Saved entries:

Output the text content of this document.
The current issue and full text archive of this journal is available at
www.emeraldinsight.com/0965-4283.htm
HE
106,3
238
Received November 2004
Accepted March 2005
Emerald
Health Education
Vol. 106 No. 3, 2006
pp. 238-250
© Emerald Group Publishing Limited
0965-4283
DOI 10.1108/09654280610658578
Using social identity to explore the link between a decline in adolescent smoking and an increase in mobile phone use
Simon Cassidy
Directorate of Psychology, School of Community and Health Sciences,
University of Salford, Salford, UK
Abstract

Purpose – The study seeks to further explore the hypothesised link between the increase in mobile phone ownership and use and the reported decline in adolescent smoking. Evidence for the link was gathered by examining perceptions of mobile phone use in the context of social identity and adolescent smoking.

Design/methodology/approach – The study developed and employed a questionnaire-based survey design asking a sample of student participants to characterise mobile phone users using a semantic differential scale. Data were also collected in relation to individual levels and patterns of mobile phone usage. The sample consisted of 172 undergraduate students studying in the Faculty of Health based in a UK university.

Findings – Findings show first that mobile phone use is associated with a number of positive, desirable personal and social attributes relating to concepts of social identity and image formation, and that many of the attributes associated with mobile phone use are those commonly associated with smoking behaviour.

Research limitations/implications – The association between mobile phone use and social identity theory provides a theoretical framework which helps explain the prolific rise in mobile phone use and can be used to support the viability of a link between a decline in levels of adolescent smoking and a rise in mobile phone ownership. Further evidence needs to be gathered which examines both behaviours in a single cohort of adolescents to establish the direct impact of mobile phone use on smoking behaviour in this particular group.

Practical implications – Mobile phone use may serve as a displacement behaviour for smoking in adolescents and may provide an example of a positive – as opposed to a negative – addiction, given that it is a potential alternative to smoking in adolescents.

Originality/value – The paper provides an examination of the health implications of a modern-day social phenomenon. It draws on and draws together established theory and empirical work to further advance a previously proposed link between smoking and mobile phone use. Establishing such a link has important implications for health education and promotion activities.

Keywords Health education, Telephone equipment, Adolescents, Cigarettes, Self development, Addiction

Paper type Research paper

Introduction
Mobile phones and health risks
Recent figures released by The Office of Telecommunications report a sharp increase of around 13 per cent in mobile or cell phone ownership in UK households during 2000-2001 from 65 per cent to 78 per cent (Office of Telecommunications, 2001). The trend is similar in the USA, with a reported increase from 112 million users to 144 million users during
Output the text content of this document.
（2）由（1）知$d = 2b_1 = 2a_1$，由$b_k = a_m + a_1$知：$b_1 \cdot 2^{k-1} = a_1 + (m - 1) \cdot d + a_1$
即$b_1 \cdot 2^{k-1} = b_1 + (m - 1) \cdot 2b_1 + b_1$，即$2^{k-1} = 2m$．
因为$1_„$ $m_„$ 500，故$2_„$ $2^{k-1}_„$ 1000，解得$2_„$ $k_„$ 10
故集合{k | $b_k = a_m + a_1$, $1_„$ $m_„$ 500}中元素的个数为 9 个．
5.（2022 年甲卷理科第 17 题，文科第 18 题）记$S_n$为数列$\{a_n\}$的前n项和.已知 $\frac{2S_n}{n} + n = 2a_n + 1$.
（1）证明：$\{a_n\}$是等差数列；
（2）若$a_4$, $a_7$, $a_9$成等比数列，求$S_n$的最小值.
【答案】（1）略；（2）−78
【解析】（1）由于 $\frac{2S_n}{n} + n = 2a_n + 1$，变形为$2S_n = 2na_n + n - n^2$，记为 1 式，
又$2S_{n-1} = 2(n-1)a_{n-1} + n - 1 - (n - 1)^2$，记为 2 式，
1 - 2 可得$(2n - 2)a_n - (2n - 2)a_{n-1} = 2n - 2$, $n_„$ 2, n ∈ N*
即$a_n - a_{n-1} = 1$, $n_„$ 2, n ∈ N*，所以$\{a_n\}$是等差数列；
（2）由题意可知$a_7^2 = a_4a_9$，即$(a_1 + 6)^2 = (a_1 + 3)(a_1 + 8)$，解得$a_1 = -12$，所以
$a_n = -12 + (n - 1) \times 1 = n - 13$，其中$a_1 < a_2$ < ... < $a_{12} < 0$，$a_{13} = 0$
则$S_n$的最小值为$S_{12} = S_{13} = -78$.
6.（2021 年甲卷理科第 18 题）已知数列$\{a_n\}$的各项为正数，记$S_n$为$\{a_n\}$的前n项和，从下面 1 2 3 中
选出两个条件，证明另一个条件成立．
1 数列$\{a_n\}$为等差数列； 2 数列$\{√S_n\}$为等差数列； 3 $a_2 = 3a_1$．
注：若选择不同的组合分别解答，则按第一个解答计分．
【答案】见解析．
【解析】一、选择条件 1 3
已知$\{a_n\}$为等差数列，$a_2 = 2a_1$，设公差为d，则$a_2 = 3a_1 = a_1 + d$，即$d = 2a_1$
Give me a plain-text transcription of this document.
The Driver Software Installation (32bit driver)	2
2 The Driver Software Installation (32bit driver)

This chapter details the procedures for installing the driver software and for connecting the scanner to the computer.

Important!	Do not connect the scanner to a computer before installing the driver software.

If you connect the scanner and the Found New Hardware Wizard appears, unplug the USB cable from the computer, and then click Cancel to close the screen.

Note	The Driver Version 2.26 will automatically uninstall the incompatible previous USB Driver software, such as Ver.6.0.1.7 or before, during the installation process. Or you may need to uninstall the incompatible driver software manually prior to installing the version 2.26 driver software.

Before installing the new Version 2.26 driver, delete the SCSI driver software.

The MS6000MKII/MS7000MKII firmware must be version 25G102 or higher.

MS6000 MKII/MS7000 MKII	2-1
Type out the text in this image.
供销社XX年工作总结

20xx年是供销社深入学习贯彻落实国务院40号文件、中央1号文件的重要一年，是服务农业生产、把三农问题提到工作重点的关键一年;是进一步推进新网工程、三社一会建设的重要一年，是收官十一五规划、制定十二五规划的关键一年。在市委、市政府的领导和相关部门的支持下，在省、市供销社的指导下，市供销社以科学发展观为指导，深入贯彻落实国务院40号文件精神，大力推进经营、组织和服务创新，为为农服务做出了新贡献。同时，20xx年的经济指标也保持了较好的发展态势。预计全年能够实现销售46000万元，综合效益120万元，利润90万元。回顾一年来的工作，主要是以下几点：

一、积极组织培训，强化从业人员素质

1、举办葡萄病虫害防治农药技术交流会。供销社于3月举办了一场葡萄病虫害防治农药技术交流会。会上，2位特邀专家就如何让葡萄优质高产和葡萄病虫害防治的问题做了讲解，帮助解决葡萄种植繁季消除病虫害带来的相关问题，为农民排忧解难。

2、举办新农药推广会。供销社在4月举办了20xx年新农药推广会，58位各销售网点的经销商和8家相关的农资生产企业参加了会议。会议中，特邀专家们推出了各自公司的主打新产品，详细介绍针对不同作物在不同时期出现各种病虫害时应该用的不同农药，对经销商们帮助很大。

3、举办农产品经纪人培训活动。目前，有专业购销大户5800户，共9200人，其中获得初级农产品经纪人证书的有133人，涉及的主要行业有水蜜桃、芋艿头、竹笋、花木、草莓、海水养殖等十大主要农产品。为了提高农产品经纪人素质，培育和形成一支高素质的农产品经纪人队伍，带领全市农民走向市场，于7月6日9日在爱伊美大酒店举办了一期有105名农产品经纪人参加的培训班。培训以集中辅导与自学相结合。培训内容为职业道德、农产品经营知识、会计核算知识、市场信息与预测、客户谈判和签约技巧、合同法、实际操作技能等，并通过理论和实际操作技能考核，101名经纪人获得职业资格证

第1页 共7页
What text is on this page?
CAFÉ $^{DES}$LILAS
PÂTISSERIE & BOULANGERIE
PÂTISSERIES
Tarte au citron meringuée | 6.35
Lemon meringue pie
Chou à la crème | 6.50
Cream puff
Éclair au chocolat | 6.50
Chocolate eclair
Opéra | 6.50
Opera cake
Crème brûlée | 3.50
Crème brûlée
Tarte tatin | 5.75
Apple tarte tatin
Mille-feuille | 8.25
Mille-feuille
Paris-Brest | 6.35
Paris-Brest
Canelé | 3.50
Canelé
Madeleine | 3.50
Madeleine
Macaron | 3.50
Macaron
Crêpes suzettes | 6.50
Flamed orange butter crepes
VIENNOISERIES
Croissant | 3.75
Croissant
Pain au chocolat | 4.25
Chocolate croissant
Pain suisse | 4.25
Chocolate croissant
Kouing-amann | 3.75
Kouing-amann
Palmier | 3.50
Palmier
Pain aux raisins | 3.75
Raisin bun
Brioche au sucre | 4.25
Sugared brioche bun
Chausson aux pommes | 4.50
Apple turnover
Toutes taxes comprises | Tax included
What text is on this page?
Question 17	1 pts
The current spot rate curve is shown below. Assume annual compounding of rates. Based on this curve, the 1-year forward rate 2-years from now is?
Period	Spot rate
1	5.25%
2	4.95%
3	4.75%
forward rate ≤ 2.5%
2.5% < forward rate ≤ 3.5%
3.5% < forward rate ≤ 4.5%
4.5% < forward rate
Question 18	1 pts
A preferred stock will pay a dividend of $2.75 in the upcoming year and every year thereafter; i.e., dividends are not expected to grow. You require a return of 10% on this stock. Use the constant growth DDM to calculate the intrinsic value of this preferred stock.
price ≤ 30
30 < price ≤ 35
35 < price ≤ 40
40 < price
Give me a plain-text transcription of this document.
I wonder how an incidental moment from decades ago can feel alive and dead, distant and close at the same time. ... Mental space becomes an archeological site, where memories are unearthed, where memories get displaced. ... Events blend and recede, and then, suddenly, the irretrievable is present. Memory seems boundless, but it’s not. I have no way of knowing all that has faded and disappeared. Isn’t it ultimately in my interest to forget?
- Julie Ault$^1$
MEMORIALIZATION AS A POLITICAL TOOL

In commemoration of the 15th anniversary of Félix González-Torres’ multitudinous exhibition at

#### [Requirement]
Copy out each line of the listing that holds "forward".

#### [The result]
The current spot rate curve is shown below. Assume annual compounding of rates. Based on this curve, the 1-year forward rate 2-years from now is?
forward rate ≤ 2.5%
2.5% < forward rate ≤ 3.5%
3.5% < forward rate ≤ 4.5%
4.5% < forward rate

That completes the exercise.